## DOCUMENT PASSAGE
+ + +

# I'd almost do this service for free.



## user4818 (Jan 15, 2009)

You're a funny man Marc. :laughing:

How much of a drop off is there from the meters to the creek bed? Hard to tell from the video. Also, wouldn't your poco make you relocate them if you did an upgrade? I can say with absolutely certainty that my poco would.


----------



## MDShunk (Jan 7, 2007)

Peter D said:


> You're a funny man Marc. :laughing:
> 
> How much of a drop off is there from the meters to the creek bed? Hard to tell from the video. Also, wouldn't your poco make you relocate them if you did an upgrade? I can say with absolutely certainty that my poco would.


Yeah, the green growth on all the trees and weeds makes it difficult to appreciate. A winter video would be better. I'd say those meter cans are a good 18-20 feet off the ground.


----------



## user4818 (Jan 15, 2009)

So I'm still really curious - would your poco let you put those meters back in the same spot?


----------



## MDShunk (Jan 7, 2007)

+ + +

Dataset rows:
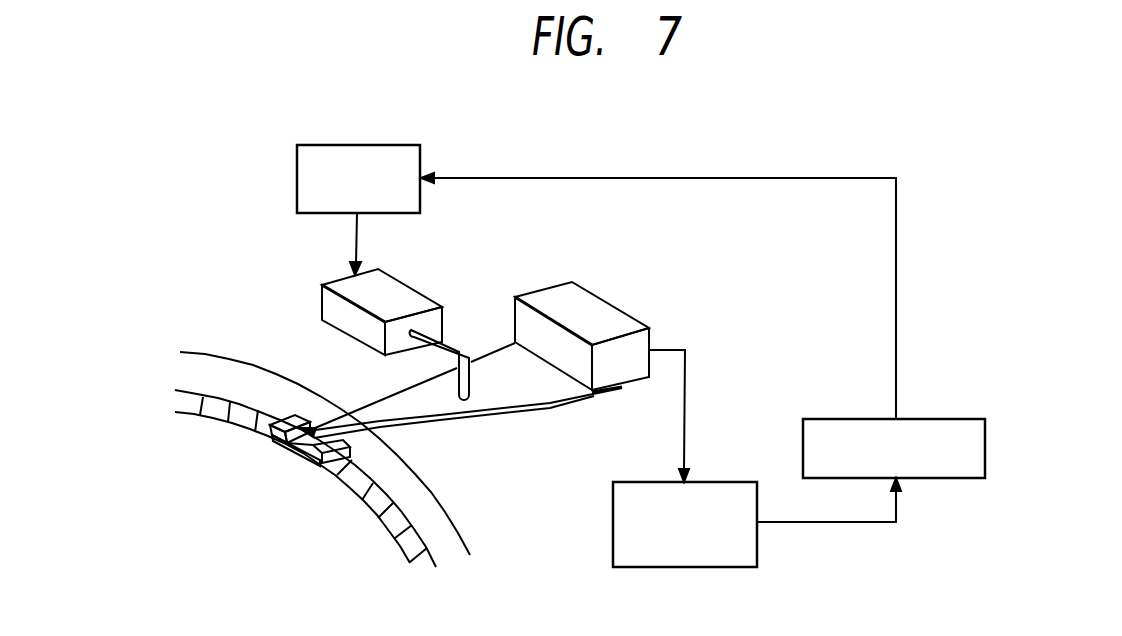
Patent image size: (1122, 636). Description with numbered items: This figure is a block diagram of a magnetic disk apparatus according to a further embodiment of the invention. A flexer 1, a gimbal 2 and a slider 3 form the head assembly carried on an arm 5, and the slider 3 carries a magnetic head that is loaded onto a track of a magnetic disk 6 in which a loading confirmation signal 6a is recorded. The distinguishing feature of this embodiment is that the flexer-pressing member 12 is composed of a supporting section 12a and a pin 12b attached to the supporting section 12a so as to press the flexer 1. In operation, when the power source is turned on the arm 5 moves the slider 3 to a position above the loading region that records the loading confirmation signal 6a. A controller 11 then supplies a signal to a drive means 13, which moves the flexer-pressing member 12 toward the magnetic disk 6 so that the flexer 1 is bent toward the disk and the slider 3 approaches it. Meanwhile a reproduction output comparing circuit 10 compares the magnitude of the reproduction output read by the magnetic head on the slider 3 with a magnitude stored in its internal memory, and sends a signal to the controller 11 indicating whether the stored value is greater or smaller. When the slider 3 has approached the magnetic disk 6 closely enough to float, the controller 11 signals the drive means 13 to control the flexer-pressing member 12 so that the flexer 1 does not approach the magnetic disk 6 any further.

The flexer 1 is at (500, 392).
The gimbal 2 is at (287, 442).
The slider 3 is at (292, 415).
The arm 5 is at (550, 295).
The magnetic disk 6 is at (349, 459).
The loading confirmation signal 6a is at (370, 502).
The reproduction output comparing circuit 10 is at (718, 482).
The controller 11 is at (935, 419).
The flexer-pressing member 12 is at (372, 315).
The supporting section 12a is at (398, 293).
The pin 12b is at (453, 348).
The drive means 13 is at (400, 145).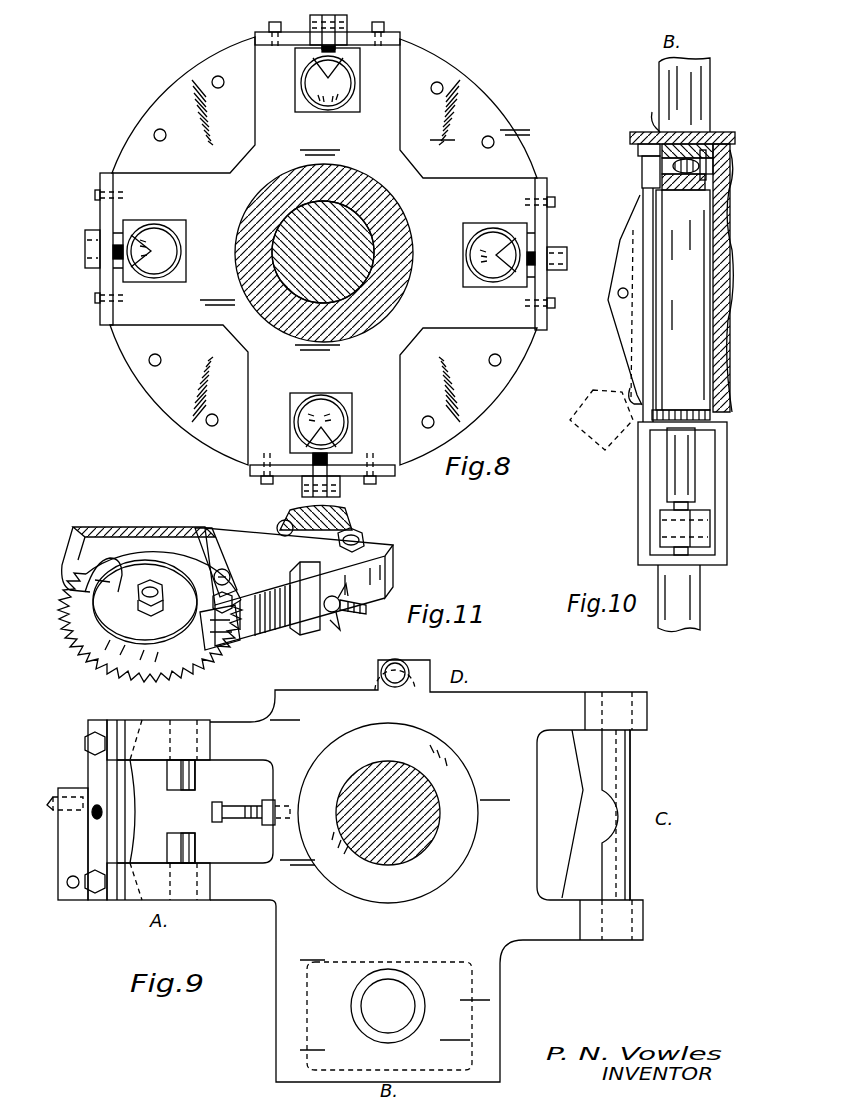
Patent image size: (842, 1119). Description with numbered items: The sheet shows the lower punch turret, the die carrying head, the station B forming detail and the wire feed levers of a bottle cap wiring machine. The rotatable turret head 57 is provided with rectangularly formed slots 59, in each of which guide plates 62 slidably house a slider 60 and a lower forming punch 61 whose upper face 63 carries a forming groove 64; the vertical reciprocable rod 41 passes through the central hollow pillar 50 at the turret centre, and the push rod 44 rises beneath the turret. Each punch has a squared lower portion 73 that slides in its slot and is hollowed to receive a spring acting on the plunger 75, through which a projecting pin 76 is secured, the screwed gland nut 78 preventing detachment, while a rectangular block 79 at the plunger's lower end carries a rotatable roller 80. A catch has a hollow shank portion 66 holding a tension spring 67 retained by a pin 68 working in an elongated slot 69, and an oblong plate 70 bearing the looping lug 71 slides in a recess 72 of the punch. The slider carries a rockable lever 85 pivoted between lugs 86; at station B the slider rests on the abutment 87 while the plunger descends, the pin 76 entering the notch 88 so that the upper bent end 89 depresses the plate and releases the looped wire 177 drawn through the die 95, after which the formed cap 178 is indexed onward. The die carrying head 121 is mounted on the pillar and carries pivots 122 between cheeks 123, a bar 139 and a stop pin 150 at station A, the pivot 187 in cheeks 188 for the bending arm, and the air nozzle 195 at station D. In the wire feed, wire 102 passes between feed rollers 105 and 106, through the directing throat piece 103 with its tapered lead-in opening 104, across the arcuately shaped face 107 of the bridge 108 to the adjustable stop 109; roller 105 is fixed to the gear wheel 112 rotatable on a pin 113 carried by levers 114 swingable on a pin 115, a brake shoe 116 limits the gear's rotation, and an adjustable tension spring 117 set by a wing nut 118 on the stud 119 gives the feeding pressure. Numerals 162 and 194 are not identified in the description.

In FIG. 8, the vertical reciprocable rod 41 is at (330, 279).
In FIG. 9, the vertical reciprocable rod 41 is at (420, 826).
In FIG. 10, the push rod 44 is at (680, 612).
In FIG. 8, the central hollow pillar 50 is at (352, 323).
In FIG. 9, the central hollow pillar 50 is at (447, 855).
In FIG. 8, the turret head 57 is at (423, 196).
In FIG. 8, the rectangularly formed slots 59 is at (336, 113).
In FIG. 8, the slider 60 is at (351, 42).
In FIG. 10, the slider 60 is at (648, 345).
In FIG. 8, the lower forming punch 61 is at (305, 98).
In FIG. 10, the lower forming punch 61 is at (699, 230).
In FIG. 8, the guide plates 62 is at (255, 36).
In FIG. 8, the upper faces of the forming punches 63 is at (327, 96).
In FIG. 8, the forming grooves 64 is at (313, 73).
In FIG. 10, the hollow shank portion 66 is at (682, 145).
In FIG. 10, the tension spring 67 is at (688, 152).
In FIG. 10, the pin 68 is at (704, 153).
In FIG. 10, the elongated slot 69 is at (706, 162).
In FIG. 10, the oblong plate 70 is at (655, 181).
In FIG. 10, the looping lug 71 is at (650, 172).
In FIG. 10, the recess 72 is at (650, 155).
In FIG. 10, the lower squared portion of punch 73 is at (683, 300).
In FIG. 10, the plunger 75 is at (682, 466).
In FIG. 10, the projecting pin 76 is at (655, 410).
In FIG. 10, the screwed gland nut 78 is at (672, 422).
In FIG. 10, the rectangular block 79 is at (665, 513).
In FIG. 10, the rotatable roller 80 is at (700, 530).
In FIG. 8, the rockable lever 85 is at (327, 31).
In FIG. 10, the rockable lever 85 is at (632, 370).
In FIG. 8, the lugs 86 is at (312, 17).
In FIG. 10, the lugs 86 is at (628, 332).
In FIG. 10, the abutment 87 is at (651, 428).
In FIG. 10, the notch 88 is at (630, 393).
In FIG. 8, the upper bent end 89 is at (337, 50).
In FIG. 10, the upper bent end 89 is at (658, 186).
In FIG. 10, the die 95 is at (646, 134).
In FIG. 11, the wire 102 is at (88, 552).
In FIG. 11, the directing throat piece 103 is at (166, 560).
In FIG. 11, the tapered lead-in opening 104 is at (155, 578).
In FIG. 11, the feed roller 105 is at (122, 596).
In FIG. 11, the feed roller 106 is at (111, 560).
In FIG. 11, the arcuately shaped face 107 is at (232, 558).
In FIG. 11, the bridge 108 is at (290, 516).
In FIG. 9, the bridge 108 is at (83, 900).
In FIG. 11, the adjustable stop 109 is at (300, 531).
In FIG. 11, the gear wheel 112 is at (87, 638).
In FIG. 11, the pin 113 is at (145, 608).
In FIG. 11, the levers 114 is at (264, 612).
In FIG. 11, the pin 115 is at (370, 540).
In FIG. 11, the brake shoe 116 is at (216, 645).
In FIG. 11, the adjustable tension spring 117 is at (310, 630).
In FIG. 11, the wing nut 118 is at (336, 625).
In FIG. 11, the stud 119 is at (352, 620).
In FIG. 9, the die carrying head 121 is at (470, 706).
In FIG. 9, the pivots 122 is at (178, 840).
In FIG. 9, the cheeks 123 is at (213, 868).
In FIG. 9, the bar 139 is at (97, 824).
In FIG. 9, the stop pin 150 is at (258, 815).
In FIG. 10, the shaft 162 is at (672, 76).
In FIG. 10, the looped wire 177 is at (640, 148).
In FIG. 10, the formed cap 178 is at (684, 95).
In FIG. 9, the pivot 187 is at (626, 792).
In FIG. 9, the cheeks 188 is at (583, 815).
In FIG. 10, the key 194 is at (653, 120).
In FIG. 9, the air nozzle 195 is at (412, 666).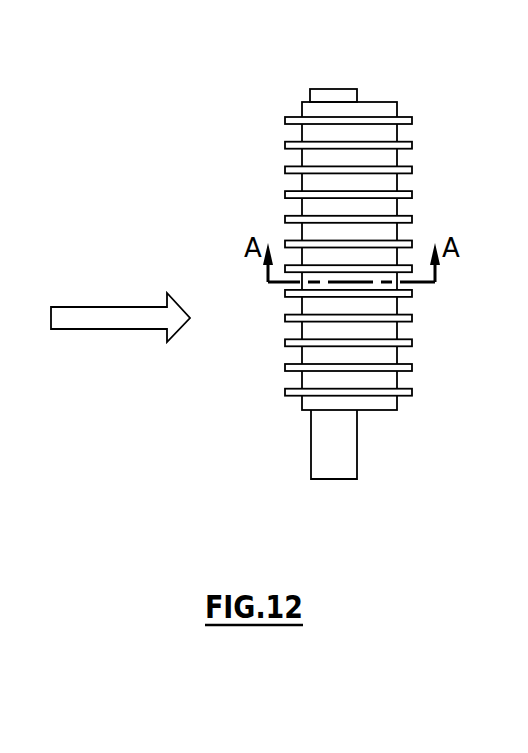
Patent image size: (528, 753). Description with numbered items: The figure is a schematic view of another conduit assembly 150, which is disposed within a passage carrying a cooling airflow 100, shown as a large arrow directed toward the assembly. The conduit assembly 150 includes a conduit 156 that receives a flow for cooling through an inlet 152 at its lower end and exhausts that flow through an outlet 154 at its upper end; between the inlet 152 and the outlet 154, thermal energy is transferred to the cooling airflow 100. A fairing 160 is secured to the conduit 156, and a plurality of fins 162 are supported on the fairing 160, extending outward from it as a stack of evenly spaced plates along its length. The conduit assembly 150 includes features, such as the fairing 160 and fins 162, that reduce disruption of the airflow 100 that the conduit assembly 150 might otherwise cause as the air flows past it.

+ + +

## EXERCISE TASKS
[A] In the forum thread about the meters, about how far off the ground are the meter cans said to be?
[B] Please carry on the forum thread about the meters over the creek from the point where it stops.

## THE RESPONSES
[A] They are a good 18-20 feet off the ground.

[B]
Peter D said:


> So I'm still really curious - would your poco let you put those meters back in the same spot?


Beats me. There's not too many choices on this building. It's weird enough that I'd request a PoCo engineer to visit if I got the work some day.


----------



## user4818 (Jan 15, 2009)

MDShunk said:


> It's weird enough that I'd request a PoCo engineer to visit if I got the work some day.


10-4. It's only because of the extremely odd location that I would even consider having a poco person come out and look if I was ever faced with something like that. It's definitely not SOP.


----------



## MDShunk (Jan 7, 2007)

Peter D said:


> 10-4. It's only because of the extremely odd location that I would even consider having a poco person come out and look if I was ever faced with something like that. It's definitely not SOP.


You do not want to be faced with having built a new service, got inspection passed, only to have the lineman say, "We can't feed that... blah, blah, blah". If it's not going to follow one of the textbook examples in their rules book, you really need to have their engineer bless your plan ahead of time. The linemen only know the pictures in their book.


----------



## user4818 (Jan 15, 2009)

MDShunk said:


> You do not want to be faced with having built a new service, got inspection passed, only to have the lineman say, "We can't feed that... blah, blah, blah". If it's not going to follow one of the textbook examples in their rules book, you really need to have their engineer bless your plan ahead of time. The linemen only know the pictures in their book.


Right. That's exactly what I'm thinking of.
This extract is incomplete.